**What you will do**. Copy out the data exactly, leaving the pictures behind.

== == ==

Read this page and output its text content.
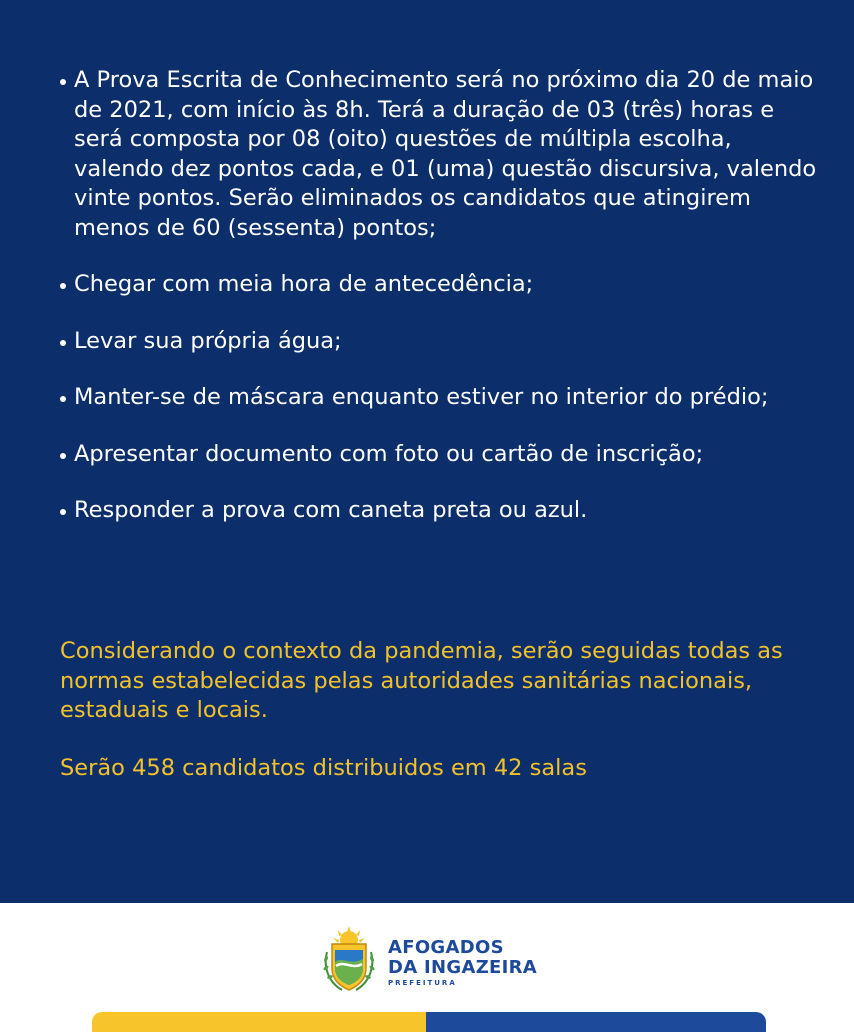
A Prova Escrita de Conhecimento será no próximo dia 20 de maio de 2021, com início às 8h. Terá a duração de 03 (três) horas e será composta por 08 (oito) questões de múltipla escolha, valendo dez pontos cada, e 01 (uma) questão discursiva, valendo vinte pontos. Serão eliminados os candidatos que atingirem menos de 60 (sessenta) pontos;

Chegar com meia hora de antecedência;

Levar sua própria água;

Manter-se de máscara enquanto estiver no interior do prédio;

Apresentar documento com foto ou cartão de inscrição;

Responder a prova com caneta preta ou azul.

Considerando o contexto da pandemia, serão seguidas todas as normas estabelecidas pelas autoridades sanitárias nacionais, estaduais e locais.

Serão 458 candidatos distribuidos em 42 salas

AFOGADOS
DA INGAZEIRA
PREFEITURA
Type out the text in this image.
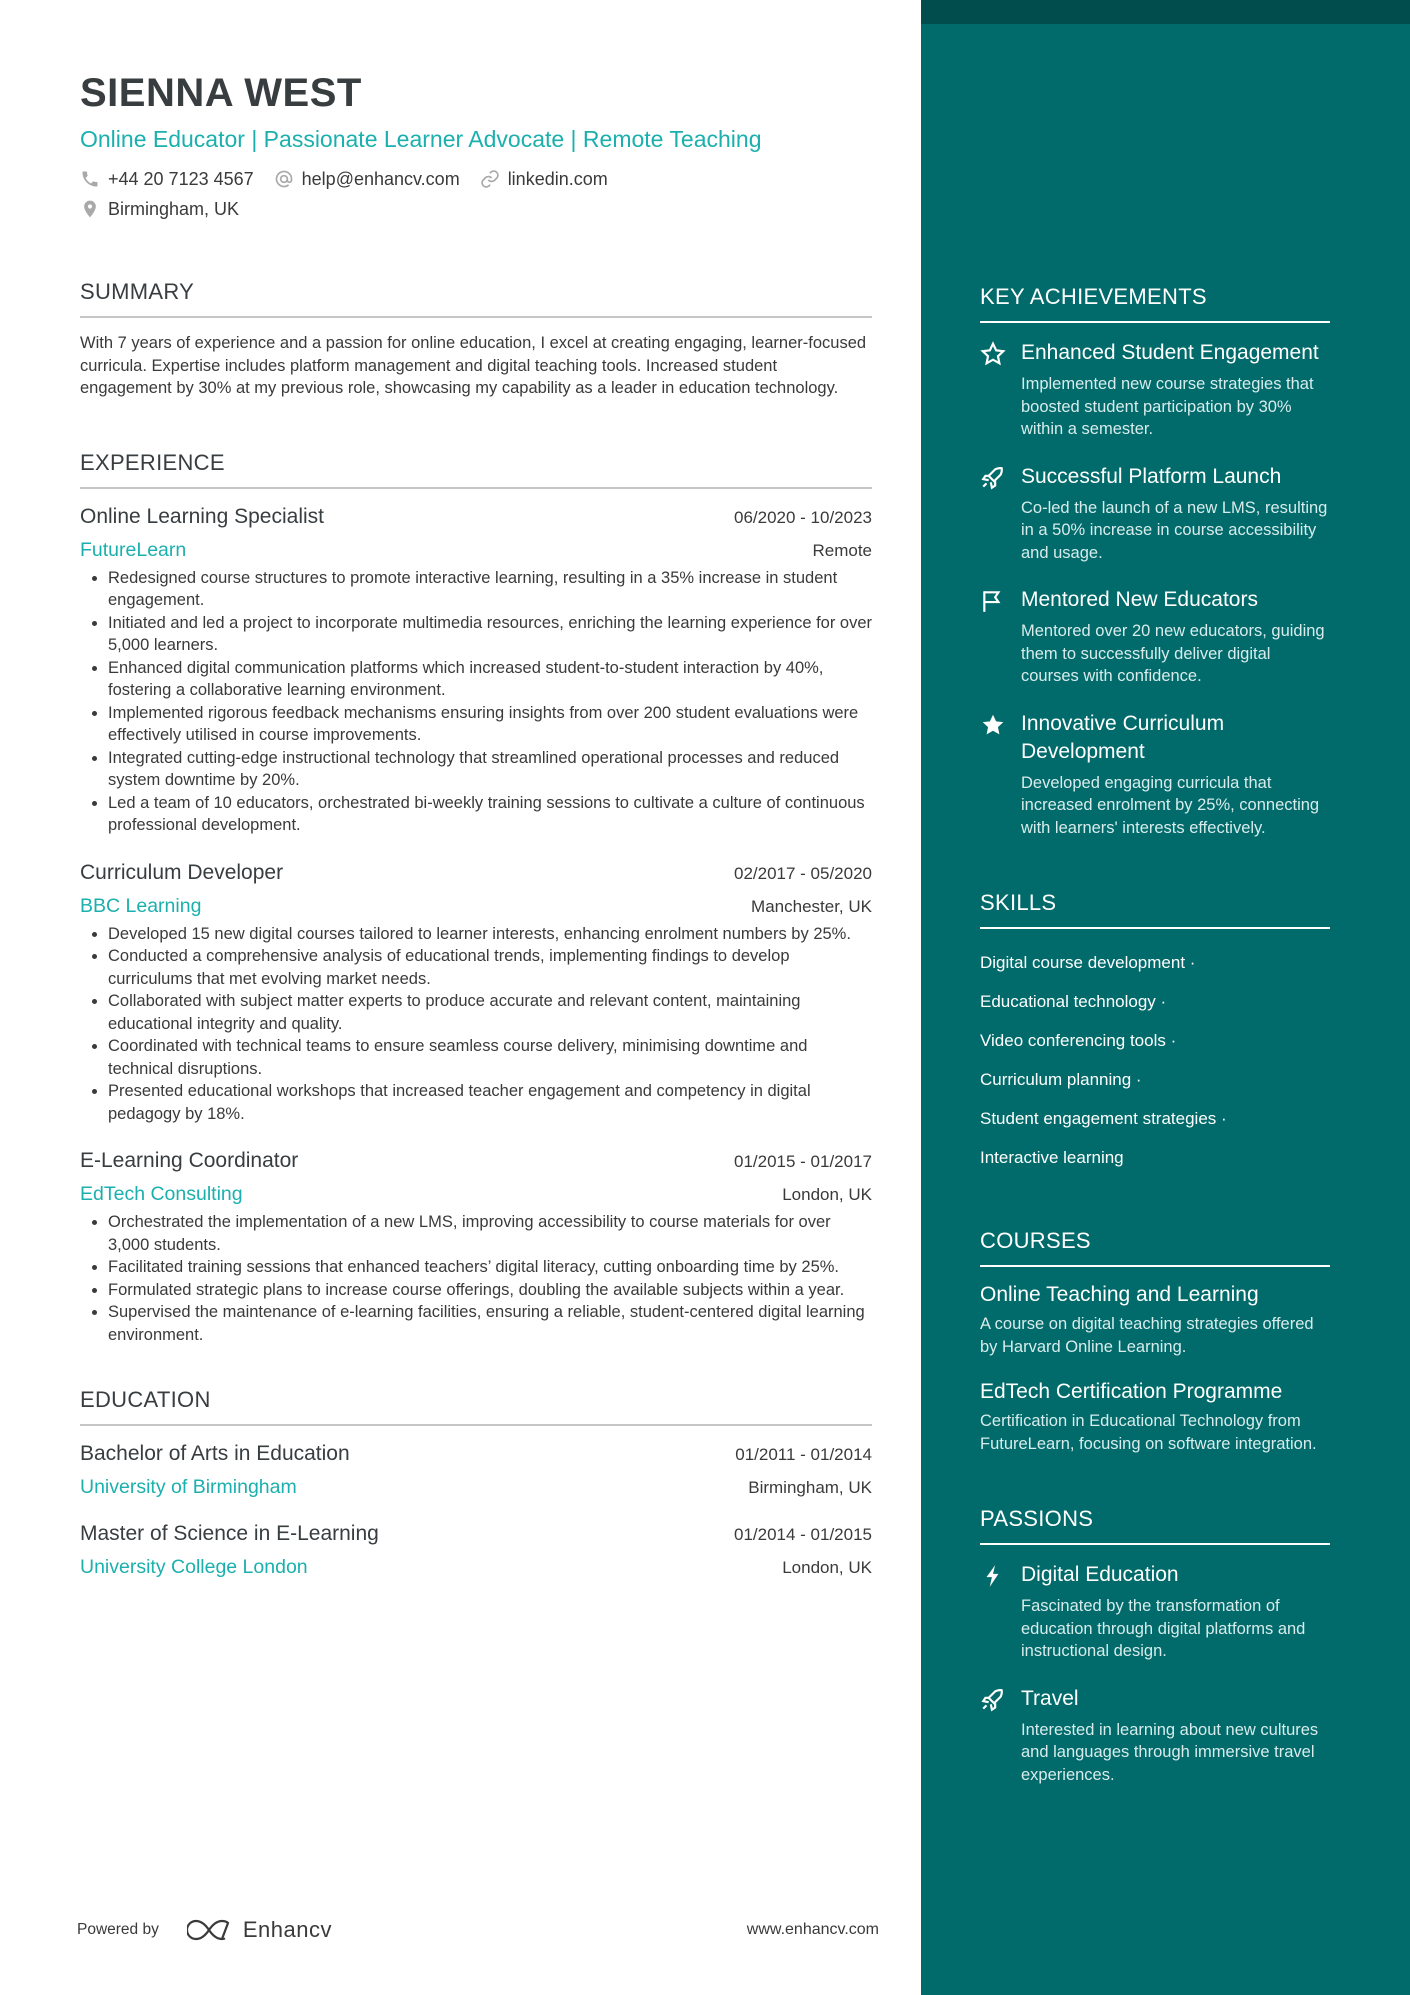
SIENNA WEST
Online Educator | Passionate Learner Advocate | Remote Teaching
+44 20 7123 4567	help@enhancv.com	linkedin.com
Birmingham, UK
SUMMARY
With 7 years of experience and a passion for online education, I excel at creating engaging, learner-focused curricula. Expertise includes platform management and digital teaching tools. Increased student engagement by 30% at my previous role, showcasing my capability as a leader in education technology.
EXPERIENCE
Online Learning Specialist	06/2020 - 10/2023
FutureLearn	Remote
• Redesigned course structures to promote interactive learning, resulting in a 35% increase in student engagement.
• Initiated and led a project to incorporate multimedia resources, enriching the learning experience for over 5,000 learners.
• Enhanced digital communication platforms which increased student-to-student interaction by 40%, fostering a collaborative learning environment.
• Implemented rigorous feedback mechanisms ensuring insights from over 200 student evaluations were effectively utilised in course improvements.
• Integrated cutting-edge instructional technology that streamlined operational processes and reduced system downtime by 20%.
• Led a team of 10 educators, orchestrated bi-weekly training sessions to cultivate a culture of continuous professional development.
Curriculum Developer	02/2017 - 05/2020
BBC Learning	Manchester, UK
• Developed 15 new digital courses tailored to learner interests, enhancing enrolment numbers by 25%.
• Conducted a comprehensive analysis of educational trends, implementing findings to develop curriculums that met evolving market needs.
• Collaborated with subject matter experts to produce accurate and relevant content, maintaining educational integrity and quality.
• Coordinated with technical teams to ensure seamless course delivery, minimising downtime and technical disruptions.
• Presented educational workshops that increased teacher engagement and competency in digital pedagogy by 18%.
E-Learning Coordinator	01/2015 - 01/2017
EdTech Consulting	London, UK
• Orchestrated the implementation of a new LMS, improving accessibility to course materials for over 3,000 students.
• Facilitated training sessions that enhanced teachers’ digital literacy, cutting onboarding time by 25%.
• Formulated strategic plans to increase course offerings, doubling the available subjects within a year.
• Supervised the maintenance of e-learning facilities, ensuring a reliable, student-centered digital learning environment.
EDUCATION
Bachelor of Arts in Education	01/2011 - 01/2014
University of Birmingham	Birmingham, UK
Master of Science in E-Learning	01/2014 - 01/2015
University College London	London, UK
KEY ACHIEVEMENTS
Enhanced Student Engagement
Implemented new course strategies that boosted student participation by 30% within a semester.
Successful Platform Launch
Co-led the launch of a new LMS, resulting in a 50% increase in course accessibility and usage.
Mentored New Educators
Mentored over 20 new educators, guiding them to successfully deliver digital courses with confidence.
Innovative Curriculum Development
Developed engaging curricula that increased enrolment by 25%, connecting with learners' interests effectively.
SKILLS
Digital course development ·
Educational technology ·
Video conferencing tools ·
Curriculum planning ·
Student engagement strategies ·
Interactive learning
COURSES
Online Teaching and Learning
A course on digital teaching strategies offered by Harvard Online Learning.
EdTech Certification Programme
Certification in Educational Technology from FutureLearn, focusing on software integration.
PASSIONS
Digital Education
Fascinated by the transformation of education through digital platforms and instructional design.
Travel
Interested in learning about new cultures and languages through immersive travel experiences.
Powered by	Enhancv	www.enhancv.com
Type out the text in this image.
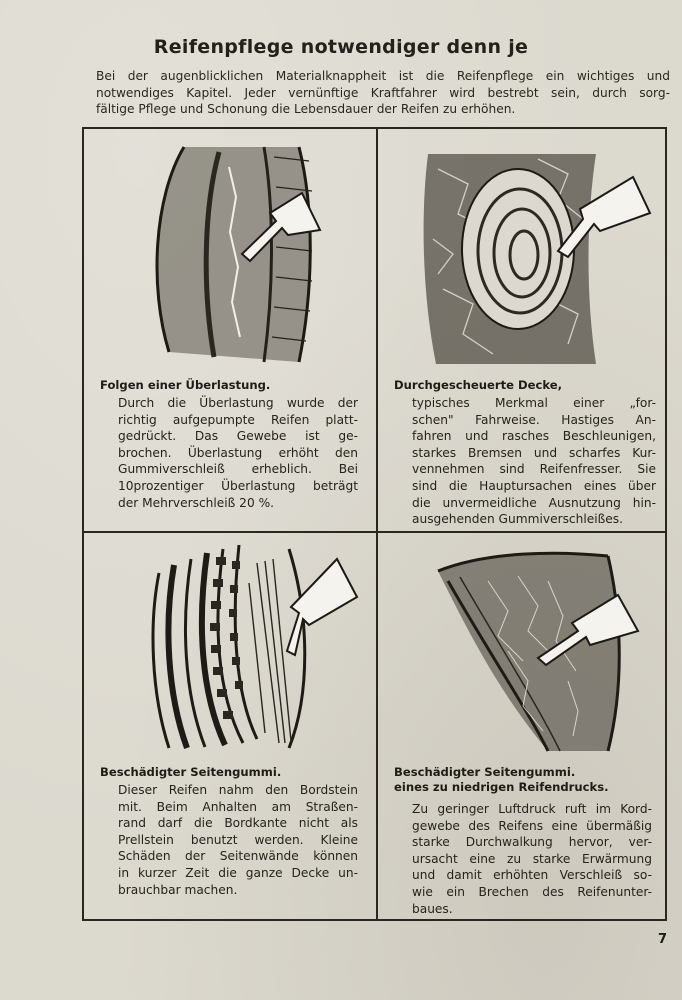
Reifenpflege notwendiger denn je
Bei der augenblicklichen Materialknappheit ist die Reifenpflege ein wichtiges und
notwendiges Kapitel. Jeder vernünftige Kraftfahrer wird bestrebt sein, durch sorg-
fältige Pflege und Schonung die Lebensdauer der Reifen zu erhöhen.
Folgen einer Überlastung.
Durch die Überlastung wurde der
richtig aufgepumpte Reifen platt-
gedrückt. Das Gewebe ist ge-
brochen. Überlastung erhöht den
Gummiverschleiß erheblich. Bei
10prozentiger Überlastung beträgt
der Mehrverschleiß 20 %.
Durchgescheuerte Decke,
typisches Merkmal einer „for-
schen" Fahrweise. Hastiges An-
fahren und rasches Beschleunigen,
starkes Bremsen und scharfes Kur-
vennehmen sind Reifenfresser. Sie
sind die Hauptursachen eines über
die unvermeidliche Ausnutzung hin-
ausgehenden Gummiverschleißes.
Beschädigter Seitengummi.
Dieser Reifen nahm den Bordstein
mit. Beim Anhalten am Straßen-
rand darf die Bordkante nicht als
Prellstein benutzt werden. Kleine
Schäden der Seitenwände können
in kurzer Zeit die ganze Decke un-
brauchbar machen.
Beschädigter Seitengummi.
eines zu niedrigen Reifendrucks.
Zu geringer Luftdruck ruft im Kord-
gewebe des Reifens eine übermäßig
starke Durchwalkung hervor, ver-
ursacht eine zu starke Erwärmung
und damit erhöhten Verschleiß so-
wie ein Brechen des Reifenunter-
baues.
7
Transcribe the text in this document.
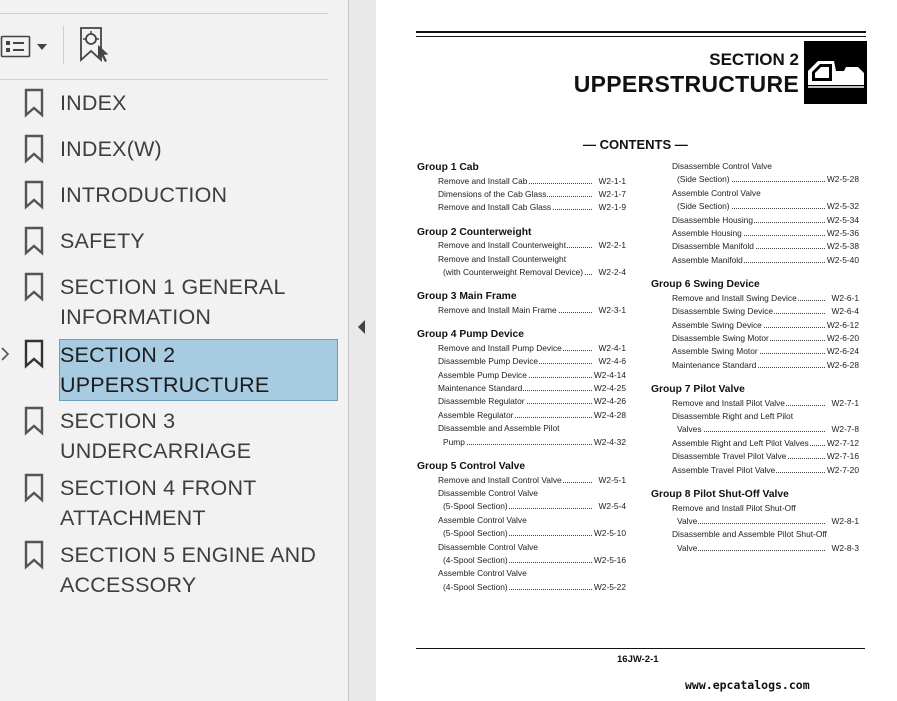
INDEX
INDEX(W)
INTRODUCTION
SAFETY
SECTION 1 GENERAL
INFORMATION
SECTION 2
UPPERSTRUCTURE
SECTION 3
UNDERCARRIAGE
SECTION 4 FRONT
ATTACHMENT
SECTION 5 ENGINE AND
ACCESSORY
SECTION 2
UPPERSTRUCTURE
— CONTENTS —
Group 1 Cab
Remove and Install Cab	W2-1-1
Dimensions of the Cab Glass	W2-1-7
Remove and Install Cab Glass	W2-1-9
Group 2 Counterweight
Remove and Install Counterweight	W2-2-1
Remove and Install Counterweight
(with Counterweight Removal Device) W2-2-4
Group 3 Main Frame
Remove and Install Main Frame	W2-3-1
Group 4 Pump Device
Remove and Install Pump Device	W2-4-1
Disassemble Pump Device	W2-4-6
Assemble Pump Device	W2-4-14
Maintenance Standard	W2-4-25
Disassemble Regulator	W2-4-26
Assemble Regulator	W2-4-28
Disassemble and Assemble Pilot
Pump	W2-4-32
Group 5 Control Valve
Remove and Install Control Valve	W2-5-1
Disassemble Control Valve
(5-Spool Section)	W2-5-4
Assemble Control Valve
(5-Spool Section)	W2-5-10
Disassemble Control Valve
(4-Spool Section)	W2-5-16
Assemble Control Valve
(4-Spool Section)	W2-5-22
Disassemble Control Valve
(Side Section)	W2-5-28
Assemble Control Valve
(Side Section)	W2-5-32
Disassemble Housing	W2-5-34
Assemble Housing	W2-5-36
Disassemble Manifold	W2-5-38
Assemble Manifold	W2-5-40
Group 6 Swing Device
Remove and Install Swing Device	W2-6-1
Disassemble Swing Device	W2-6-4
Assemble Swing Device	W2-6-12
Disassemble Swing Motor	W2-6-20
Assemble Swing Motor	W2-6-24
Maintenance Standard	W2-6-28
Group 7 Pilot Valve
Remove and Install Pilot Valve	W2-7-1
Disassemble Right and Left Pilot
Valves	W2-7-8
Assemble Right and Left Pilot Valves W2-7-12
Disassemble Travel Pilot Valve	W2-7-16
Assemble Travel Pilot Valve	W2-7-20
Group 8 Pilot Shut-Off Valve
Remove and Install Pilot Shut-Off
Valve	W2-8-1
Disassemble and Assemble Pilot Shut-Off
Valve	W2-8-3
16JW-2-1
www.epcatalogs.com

== == ==

**Answer**.
Read this page and output its text content.
A Prova Escrita de Conhecimento será no próximo dia 20 de maio de 2021, com início às 8h. Terá a duração de 03 (três) horas e será composta por 08 (oito) questões de múltipla escolha, valendo dez pontos cada, e 01 (uma) questão discursiva, valendo vinte pontos. Serão eliminados os candidatos que atingirem menos de 60 (sessenta) pontos;

Chegar com meia hora de antecedência;

Levar sua própria água;

Manter-se de máscara enquanto estiver no interior do prédio;

Apresentar documento com foto ou cartão de inscrição;

Responder a prova com caneta preta ou azul.

Considerando o contexto da pandemia, serão seguidas todas as normas estabelecidas pelas autoridades sanitárias nacionais, estaduais e locais.

Serão 458 candidatos distribuidos em 42 salas

AFOGADOS
DA INGAZEIRA
PREFEITURA
Type out the text in this image.
SIENNA WEST
Online Educator | Passionate Learner Advocate | Remote Teaching
+44 20 7123 4567	help@enhancv.com	linkedin.com
Birmingham, UK
SUMMARY
With 7 years of experience and a passion for online education, I excel at creating engaging, learner-focused curricula. Expertise includes platform management and digital teaching tools. Increased student engagement by 30% at my previous role, showcasing my capability as a leader in education technology.
EXPERIENCE
Online Learning Specialist	06/2020 - 10/2023
FutureLearn	Remote
• Redesigned course structures to promote interactive learning, resulting in a 35% increase in student engagement.
• Initiated and led a project to incorporate multimedia resources, enriching the learning experience for over 5,000 learners.
• Enhanced digital communication platforms which increased student-to-student interaction by 40%, fostering a collaborative learning environment.
• Implemented rigorous feedback mechanisms ensuring insights from over 200 student evaluations were effectively utilised in course improvements.
• Integrated cutting-edge instructional technology that streamlined operational processes and reduced system downtime by 20%.
• Led a team of 10 educators, orchestrated bi-weekly training sessions to cultivate a culture of continuous professional development.
Curriculum Developer	02/2017 - 05/2020
BBC Learning	Manchester, UK
• Developed 15 new digital courses tailored to learner interests, enhancing enrolment numbers by 25%.
• Conducted a comprehensive analysis of educational trends, implementing findings to develop curriculums that met evolving market needs.
• Collaborated with subject matter experts to produce accurate and relevant content, maintaining educational integrity and quality.
• Coordinated with technical teams to ensure seamless course delivery, minimising downtime and technical disruptions.
• Presented educational workshops that increased teacher engagement and competency in digital pedagogy by 18%.
E-Learning Coordinator	01/2015 - 01/2017
EdTech Consulting	London, UK
• Orchestrated the implementation of a new LMS, improving accessibility to course materials for over 3,000 students.
• Facilitated training sessions that enhanced teachers’ digital literacy, cutting onboarding time by 25%.
• Formulated strategic plans to increase course offerings, doubling the available subjects within a year.
• Supervised the maintenance of e-learning facilities, ensuring a reliable, student-centered digital learning environment.
EDUCATION
Bachelor of Arts in Education	01/2011 - 01/2014
University of Birmingham	Birmingham, UK
Master of Science in E-Learning	01/2014 - 01/2015
University College London	London, UK
KEY ACHIEVEMENTS
Enhanced Student Engagement
Implemented new course strategies that boosted student participation by 30% within a semester.
Successful Platform Launch
Co-led the launch of a new LMS, resulting in a 50% increase in course accessibility and usage.
Mentored New Educators
Mentored over 20 new educators, guiding them to successfully deliver digital courses with confidence.
Innovative Curriculum Development
Developed engaging curricula that increased enrolment by 25%, connecting with learners' interests effectively.
SKILLS
Digital course development ·
Educational technology ·
Video conferencing tools ·
Curriculum planning ·
Student engagement strategies ·
Interactive learning
COURSES
Online Teaching and Learning
A course on digital teaching strategies offered by Harvard Online Learning.
EdTech Certification Programme
Certification in Educational Technology from FutureLearn, focusing on software integration.
PASSIONS
Digital Education
Fascinated by the transformation of education through digital platforms and instructional design.
Travel
Interested in learning about new cultures and languages through immersive travel experiences.
Powered by	Enhancv	www.enhancv.com
Type out the text in this image.
Reifenpflege notwendiger denn je
Bei der augenblicklichen Materialknappheit ist die Reifenpflege ein wichtiges und
notwendiges Kapitel. Jeder vernünftige Kraftfahrer wird bestrebt sein, durch sorg-
fältige Pflege und Schonung die Lebensdauer der Reifen zu erhöhen.
Folgen einer Überlastung.
Durch die Überlastung wurde der
richtig aufgepumpte Reifen platt-
gedrückt. Das Gewebe ist ge-
brochen. Überlastung erhöht den
Gummiverschleiß erheblich. Bei
10prozentiger Überlastung beträgt
der Mehrverschleiß 20 %.
Durchgescheuerte Decke,
typisches Merkmal einer „for-
schen" Fahrweise. Hastiges An-
fahren und rasches Beschleunigen,
starkes Bremsen und scharfes Kur-
vennehmen sind Reifenfresser. Sie
sind die Hauptursachen eines über
die unvermeidliche Ausnutzung hin-
ausgehenden Gummiverschleißes.
Beschädigter Seitengummi.
Dieser Reifen nahm den Bordstein
mit. Beim Anhalten am Straßen-
rand darf die Bordkante nicht als
Prellstein benutzt werden. Kleine
Schäden der Seitenwände können
in kurzer Zeit die ganze Decke un-
brauchbar machen.
Beschädigter Seitengummi.
eines zu niedrigen Reifendrucks.
Zu geringer Luftdruck ruft im Kord-
gewebe des Reifens eine übermäßig
starke Durchwalkung hervor, ver-
ursacht eine zu starke Erwärmung
und damit erhöhten Verschleiß so-
wie ein Brechen des Reifenunter-
baues.
7
Transcribe the text in this document.
INDEX
INDEX(W)
INTRODUCTION
SAFETY
SECTION 1 GENERAL
INFORMATION
SECTION 2
UPPERSTRUCTURE
SECTION 3
UNDERCARRIAGE
SECTION 4 FRONT
ATTACHMENT
SECTION 5 ENGINE AND
ACCESSORY
SECTION 2
UPPERSTRUCTURE
— CONTENTS —
Group 1 Cab
Remove and Install Cab	W2-1-1
Dimensions of the Cab Glass	W2-1-7
Remove and Install Cab Glass	W2-1-9
Group 2 Counterweight
Remove and Install Counterweight	W2-2-1
Remove and Install Counterweight
(with Counterweight Removal Device) W2-2-4
Group 3 Main Frame
Remove and Install Main Frame	W2-3-1
Group 4 Pump Device
Remove and Install Pump Device	W2-4-1
Disassemble Pump Device	W2-4-6
Assemble Pump Device	W2-4-14
Maintenance Standard	W2-4-25
Disassemble Regulator	W2-4-26
Assemble Regulator	W2-4-28
Disassemble and Assemble Pilot
Pump	W2-4-32
Group 5 Control Valve
Remove and Install Control Valve	W2-5-1
Disassemble Control Valve
(5-Spool Section)	W2-5-4
Assemble Control Valve
(5-Spool Section)	W2-5-10
Disassemble Control Valve
(4-Spool Section)	W2-5-16
Assemble Control Valve
(4-Spool Section)	W2-5-22
Disassemble Control Valve
(Side Section)	W2-5-28
Assemble Control Valve
(Side Section)	W2-5-32
Disassemble Housing	W2-5-34
Assemble Housing	W2-5-36
Disassemble Manifold	W2-5-38
Assemble Manifold	W2-5-40
Group 6 Swing Device
Remove and Install Swing Device	W2-6-1
Disassemble Swing Device	W2-6-4
Assemble Swing Device	W2-6-12
Disassemble Swing Motor	W2-6-20
Assemble Swing Motor	W2-6-24
Maintenance Standard	W2-6-28
Group 7 Pilot Valve
Remove and Install Pilot Valve	W2-7-1
Disassemble Right and Left Pilot
Valves	W2-7-8
Assemble Right and Left Pilot Valves W2-7-12
Disassemble Travel Pilot Valve	W2-7-16
Assemble Travel Pilot Valve	W2-7-20
Group 8 Pilot Shut-Off Valve
Remove and Install Pilot Shut-Off
Valve	W2-8-1
Disassemble and Assemble Pilot Shut-Off
Valve	W2-8-3
16JW-2-1
www.epcatalogs.com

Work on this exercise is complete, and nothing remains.